### Problem details
The exercise asks for every line of the data to be reproduced exactly.

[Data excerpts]
## Start

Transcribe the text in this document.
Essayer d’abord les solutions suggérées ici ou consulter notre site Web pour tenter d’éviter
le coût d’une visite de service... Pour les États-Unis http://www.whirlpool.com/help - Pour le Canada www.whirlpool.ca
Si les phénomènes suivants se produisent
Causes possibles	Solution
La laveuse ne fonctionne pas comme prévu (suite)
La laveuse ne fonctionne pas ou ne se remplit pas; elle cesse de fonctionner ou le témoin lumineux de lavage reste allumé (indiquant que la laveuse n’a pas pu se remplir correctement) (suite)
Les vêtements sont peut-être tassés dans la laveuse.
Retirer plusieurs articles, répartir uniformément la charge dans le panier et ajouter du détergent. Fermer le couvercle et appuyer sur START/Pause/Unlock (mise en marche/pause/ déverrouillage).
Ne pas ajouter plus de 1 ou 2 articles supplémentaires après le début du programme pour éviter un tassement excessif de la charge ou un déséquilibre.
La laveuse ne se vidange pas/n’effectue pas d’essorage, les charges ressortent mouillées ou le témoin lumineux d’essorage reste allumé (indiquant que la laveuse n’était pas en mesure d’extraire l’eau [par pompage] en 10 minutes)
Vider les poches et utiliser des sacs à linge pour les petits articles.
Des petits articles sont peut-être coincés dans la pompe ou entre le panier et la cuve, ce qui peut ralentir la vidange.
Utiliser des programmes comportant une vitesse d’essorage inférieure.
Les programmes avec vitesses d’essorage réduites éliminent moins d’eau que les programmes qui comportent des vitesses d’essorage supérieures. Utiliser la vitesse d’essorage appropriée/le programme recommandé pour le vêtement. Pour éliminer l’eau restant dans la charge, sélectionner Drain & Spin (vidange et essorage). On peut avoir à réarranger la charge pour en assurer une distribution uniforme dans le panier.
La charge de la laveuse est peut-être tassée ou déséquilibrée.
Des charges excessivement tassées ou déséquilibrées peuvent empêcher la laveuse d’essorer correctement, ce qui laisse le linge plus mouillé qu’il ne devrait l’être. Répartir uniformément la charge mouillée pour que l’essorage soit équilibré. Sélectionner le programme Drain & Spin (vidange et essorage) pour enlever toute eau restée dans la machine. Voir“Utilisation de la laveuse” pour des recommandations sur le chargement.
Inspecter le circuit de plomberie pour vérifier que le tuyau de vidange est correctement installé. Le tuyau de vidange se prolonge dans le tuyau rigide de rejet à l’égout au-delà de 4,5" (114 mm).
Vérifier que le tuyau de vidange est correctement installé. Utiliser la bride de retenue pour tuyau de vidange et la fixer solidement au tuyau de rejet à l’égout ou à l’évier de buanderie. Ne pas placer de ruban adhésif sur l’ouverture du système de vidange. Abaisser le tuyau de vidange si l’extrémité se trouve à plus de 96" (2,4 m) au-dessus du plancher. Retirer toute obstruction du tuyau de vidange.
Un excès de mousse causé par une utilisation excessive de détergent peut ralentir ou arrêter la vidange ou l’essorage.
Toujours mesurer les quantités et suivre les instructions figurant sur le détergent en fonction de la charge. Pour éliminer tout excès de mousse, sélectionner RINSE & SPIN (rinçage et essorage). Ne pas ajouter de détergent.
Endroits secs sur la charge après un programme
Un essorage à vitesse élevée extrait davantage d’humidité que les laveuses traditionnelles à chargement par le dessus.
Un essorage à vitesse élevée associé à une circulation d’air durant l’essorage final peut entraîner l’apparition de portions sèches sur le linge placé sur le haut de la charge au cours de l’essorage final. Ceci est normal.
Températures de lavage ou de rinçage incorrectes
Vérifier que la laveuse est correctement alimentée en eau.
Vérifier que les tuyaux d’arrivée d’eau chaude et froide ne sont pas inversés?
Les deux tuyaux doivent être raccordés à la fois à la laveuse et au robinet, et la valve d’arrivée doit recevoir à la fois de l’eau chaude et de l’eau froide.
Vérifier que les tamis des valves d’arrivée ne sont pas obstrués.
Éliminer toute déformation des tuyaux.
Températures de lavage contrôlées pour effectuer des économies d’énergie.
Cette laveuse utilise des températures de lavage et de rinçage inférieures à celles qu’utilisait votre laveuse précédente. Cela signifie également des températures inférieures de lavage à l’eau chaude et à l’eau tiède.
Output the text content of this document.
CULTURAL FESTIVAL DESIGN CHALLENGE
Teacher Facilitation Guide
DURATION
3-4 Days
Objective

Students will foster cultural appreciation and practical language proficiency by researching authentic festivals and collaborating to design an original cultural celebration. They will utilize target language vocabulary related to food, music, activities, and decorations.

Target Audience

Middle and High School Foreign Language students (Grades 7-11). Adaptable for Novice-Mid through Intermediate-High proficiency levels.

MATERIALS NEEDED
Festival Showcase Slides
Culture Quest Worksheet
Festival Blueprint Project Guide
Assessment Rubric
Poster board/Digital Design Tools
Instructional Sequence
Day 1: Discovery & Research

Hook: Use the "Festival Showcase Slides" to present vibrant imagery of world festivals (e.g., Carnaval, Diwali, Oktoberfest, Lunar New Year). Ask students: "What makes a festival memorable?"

## End

### Answer to this task
Transcribe the text in this document.
Essayer d’abord les solutions suggérées ici ou consulter notre site Web pour tenter d’éviter
le coût d’une visite de service... Pour les États-Unis http://www.whirlpool.com/help - Pour le Canada www.whirlpool.ca
Si les phénomènes suivants se produisent
Causes possibles	Solution
La laveuse ne fonctionne pas comme prévu (suite)
La laveuse ne fonctionne pas ou ne se remplit pas; elle cesse de fonctionner ou le témoin lumineux de lavage reste allumé (indiquant que la laveuse n’a pas pu se remplir correctement) (suite)
Les vêtements sont peut-être tassés dans la laveuse.
Retirer plusieurs articles, répartir uniformément la charge dans le panier et ajouter du détergent. Fermer le couvercle et appuyer sur START/Pause/Unlock (mise en marche/pause/ déverrouillage).
Ne pas ajouter plus de 1 ou 2 articles supplémentaires après le début du programme pour éviter un tassement excessif de la charge ou un déséquilibre.
La laveuse ne se vidange pas/n’effectue pas d’essorage, les charges ressortent mouillées ou le témoin lumineux d’essorage reste allumé (indiquant que la laveuse n’était pas en mesure d’extraire l’eau [par pompage] en 10 minutes)
Vider les poches et utiliser des sacs à linge pour les petits articles.
Des petits articles sont peut-être coincés dans la pompe ou entre le panier et la cuve, ce qui peut ralentir la vidange.
Utiliser des programmes comportant une vitesse d’essorage inférieure.
Les programmes avec vitesses d’essorage réduites éliminent moins d’eau que les programmes qui comportent des vitesses d’essorage supérieures. Utiliser la vitesse d’essorage appropriée/le programme recommandé pour le vêtement. Pour éliminer l’eau restant dans la charge, sélectionner Drain & Spin (vidange et essorage). On peut avoir à réarranger la charge pour en assurer une distribution uniforme dans le panier.
La charge de la laveuse est peut-être tassée ou déséquilibrée.
Des charges excessivement tassées ou déséquilibrées peuvent empêcher la laveuse d’essorer correctement, ce qui laisse le linge plus mouillé qu’il ne devrait l’être. Répartir uniformément la charge mouillée pour que l’essorage soit équilibré. Sélectionner le programme Drain & Spin (vidange et essorage) pour enlever toute eau restée dans la machine. Voir“Utilisation de la laveuse” pour des recommandations sur le chargement.
Inspecter le circuit de plomberie pour vérifier que le tuyau de vidange est correctement installé. Le tuyau de vidange se prolonge dans le tuyau rigide de rejet à l’égout au-delà de 4,5" (114 mm).
Vérifier que le tuyau de vidange est correctement installé. Utiliser la bride de retenue pour tuyau de vidange et la fixer solidement au tuyau de rejet à l’égout ou à l’évier de buanderie. Ne pas placer de ruban adhésif sur l’ouverture du système de vidange. Abaisser le tuyau de vidange si l’extrémité se trouve à plus de 96" (2,4 m) au-dessus du plancher. Retirer toute obstruction du tuyau de vidange.
Un excès de mousse causé par une utilisation excessive de détergent peut ralentir ou arrêter la vidange ou l’essorage.
Toujours mesurer les quantités et suivre les instructions figurant sur le détergent en fonction de la charge. Pour éliminer tout excès de mousse, sélectionner RINSE & SPIN (rinçage et essorage). Ne pas ajouter de détergent.
Endroits secs sur la charge après un programme
Un essorage à vitesse élevée extrait davantage d’humidité que les laveuses traditionnelles à chargement par le dessus.
Un essorage à vitesse élevée associé à une circulation d’air durant l’essorage final peut entraîner l’apparition de portions sèches sur le linge placé sur le haut de la charge au cours de l’essorage final. Ceci est normal.
Températures de lavage ou de rinçage incorrectes
Vérifier que la laveuse est correctement alimentée en eau.
Vérifier que les tuyaux d’arrivée d’eau chaude et froide ne sont pas inversés?
Les deux tuyaux doivent être raccordés à la fois à la laveuse et au robinet, et la valve d’arrivée doit recevoir à la fois de l’eau chaude et de l’eau froide.
Vérifier que les tamis des valves d’arrivée ne sont pas obstrués.
Éliminer toute déformation des tuyaux.
Températures de lavage contrôlées pour effectuer des économies d’énergie.
Cette laveuse utilise des températures de lavage et de rinçage inférieures à celles qu’utilisait votre laveuse précédente. Cela signifie également des températures inférieures de lavage à l’eau chaude et à l’eau tiède.
Output the text content of this document.
CULTURAL FESTIVAL DESIGN CHALLENGE
Teacher Facilitation Guide
DURATION
3-4 Days
Objective

Students will foster cultural appreciation and practical language proficiency by researching authentic festivals and collaborating to design an original cultural celebration. They will utilize target language vocabulary related to food, music, activities, and decorations.

Target Audience

Middle and High School Foreign Language students (Grades 7-11). Adaptable for Novice-Mid through Intermediate-High proficiency levels.

MATERIALS NEEDED
Festival Showcase Slides
Culture Quest Worksheet
Festival Blueprint Project Guide
Assessment Rubric
Poster board/Digital Design Tools
Instructional Sequence
Day 1: Discovery & Research

Hook: Use the "Festival Showcase Slides" to present vibrant imagery of world festivals (e.g., Carnaval, Diwali, Oktoberfest, Lunar New Year). Ask students: "What makes a festival memorable?"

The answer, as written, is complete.